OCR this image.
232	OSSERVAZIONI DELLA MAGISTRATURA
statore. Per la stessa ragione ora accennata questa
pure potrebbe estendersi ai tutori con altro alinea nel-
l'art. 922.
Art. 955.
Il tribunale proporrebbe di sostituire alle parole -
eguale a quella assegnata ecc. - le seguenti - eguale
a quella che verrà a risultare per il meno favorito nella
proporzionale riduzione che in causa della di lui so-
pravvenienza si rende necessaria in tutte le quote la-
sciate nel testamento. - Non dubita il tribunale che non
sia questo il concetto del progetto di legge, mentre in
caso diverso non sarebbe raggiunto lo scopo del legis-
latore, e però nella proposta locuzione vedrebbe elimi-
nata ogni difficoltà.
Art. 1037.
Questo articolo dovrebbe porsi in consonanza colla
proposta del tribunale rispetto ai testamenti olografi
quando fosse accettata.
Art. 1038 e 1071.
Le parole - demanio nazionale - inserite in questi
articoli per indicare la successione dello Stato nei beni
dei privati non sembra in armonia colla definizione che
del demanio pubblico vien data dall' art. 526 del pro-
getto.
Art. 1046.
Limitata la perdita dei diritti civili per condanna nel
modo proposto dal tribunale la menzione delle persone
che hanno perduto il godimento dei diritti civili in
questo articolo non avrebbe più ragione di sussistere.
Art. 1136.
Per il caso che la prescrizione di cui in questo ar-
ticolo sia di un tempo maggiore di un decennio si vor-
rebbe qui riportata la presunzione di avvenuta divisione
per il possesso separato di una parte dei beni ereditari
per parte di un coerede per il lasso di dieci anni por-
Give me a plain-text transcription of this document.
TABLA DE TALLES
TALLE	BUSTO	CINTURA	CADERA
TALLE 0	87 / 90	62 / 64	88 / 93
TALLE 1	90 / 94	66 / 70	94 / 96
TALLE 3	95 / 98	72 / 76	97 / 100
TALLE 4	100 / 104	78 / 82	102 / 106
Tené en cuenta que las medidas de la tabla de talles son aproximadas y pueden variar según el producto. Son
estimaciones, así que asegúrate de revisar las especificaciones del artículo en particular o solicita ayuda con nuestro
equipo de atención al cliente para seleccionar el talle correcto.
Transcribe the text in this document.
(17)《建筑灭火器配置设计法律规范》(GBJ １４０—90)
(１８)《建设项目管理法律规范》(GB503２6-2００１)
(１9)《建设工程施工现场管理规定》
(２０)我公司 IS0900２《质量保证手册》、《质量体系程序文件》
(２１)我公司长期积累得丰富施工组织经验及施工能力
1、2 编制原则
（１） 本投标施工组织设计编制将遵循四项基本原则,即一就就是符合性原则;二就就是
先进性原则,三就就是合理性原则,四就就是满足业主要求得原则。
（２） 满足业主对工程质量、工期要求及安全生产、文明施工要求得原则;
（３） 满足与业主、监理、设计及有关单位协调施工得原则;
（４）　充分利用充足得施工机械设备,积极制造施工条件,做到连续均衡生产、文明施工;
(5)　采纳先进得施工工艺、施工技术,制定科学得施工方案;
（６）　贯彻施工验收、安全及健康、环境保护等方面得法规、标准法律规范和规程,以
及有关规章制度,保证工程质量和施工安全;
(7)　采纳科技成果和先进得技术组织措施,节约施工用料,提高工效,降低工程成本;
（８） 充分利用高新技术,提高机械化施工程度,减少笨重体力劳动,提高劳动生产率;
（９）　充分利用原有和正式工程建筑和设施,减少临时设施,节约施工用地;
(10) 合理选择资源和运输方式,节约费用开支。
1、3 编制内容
_ _ _ _
> **WHAT IS EXPECTED**
Identify each line of the material where the word "document" shows up, and copy it.

> **SOLUTION TO THE EXERCISE**
Give me a plain-text transcription of this document.
Transcribe the text in this document.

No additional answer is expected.